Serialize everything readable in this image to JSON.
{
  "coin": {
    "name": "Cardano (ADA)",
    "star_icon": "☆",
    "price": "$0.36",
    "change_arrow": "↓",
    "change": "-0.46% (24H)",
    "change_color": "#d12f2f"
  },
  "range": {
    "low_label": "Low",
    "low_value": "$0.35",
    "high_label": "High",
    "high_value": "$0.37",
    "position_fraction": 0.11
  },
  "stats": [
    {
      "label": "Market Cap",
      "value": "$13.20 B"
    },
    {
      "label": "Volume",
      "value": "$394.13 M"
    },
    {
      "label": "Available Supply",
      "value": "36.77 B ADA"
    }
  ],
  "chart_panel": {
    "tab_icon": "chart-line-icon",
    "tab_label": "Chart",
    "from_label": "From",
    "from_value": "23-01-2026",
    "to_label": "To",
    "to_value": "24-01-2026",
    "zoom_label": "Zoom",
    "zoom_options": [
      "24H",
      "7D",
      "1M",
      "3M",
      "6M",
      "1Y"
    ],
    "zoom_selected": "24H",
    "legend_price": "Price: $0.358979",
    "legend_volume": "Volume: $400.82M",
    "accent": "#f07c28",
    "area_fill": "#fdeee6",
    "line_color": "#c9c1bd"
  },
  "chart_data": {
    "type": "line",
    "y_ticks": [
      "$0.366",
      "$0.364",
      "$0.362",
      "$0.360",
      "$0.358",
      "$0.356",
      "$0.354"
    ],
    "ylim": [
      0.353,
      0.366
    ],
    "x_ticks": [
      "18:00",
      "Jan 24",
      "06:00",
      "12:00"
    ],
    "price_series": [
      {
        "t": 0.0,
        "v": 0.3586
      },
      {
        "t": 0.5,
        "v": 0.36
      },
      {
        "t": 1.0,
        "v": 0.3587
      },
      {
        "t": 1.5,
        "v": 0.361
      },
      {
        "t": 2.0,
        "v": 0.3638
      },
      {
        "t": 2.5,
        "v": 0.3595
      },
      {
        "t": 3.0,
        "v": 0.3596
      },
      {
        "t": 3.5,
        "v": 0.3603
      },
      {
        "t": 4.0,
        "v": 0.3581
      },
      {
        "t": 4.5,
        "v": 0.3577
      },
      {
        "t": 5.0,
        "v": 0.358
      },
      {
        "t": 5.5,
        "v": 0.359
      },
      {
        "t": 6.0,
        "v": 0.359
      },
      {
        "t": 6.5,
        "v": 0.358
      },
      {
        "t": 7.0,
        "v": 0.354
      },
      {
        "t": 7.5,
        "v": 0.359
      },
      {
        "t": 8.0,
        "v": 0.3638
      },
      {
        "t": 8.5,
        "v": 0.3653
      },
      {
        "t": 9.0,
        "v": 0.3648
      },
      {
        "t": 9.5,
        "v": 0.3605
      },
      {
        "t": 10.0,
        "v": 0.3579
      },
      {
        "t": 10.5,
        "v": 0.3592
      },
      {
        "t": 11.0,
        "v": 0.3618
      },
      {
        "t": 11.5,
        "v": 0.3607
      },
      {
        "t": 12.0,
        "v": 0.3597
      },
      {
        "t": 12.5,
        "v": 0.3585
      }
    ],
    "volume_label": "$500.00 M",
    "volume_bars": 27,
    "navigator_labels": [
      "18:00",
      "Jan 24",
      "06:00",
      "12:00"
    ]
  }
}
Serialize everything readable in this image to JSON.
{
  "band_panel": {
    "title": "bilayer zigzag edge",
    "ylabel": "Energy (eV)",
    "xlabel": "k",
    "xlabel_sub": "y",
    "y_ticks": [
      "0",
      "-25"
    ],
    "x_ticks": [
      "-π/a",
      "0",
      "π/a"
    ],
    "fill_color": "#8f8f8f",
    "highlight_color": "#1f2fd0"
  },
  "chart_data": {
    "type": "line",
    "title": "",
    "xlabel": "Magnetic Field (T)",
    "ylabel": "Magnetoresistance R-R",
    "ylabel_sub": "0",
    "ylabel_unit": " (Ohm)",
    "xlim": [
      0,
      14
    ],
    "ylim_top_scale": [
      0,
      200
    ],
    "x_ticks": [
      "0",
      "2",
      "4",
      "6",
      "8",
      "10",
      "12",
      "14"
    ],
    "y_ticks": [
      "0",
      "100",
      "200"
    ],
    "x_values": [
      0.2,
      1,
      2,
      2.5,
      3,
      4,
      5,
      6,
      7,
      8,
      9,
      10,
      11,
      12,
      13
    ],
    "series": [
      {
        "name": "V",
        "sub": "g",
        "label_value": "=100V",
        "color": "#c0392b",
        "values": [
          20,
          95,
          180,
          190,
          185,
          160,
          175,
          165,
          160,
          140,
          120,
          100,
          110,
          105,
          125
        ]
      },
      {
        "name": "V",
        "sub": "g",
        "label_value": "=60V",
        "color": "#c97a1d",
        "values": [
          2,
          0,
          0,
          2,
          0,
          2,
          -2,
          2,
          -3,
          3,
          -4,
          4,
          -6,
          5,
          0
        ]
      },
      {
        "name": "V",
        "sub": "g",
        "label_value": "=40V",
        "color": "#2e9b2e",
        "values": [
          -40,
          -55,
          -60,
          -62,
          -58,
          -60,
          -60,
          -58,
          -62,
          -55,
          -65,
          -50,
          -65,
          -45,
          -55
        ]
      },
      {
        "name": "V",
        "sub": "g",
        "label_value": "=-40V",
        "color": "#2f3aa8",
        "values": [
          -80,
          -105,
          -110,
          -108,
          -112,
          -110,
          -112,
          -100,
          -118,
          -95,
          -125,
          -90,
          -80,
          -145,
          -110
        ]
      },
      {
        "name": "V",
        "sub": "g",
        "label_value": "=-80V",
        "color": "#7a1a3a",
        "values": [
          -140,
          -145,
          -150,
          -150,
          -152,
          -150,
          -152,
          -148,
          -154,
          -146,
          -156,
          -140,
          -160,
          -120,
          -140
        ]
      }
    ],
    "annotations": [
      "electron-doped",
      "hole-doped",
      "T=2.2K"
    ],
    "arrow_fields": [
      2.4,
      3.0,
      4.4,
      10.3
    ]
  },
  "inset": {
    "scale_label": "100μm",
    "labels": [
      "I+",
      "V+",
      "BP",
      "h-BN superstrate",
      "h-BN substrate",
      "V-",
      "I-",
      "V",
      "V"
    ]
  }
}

--

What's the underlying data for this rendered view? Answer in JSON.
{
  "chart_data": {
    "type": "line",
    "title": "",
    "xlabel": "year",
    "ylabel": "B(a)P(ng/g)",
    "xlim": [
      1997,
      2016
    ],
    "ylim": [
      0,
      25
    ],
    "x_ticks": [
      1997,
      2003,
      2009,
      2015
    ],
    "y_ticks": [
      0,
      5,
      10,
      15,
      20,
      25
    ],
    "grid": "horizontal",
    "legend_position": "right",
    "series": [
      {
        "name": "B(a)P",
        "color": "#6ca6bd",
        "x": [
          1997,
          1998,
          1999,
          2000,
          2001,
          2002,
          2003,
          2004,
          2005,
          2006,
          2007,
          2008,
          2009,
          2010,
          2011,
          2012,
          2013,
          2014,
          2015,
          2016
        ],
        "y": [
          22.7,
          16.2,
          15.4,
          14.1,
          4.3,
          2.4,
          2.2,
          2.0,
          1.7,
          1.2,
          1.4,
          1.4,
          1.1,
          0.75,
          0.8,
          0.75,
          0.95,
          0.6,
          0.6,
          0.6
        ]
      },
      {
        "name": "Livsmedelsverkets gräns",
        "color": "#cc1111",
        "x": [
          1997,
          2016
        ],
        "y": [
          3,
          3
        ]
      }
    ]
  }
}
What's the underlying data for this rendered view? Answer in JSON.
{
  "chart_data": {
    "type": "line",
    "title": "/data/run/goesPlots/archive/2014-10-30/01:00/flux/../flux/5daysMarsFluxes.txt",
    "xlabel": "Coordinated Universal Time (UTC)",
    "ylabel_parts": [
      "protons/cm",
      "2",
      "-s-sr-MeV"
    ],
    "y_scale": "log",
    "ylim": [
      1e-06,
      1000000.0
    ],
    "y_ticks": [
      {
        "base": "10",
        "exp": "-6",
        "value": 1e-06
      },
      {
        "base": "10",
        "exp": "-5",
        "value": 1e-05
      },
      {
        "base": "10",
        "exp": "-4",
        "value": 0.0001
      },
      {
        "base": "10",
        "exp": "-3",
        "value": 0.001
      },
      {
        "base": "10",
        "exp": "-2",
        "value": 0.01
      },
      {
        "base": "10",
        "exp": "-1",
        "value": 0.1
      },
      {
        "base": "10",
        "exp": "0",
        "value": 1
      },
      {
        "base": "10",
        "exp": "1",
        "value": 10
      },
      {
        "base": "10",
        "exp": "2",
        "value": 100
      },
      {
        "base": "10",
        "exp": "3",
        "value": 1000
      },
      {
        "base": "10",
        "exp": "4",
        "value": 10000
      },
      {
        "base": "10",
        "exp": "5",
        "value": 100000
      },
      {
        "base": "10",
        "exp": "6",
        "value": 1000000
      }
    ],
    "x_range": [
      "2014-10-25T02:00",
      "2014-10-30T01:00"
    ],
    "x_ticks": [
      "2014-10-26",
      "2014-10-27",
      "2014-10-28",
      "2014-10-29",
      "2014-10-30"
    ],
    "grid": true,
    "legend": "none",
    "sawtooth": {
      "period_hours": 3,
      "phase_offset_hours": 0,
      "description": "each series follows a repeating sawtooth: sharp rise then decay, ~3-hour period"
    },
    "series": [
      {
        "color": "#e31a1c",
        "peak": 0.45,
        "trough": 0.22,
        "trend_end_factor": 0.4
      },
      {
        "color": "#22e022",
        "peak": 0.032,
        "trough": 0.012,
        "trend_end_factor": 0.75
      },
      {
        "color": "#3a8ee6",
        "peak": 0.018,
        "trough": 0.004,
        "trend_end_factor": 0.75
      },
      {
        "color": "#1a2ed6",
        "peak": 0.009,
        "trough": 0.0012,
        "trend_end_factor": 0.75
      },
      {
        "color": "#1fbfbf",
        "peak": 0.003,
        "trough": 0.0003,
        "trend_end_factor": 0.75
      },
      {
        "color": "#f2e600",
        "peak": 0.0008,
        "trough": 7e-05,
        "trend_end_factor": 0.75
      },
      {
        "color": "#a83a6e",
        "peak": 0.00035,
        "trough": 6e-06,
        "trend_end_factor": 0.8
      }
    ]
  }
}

» **Given instruction**: Return solely the number of lines in the data that include the word "title".

» **Solution for this exercise**: 4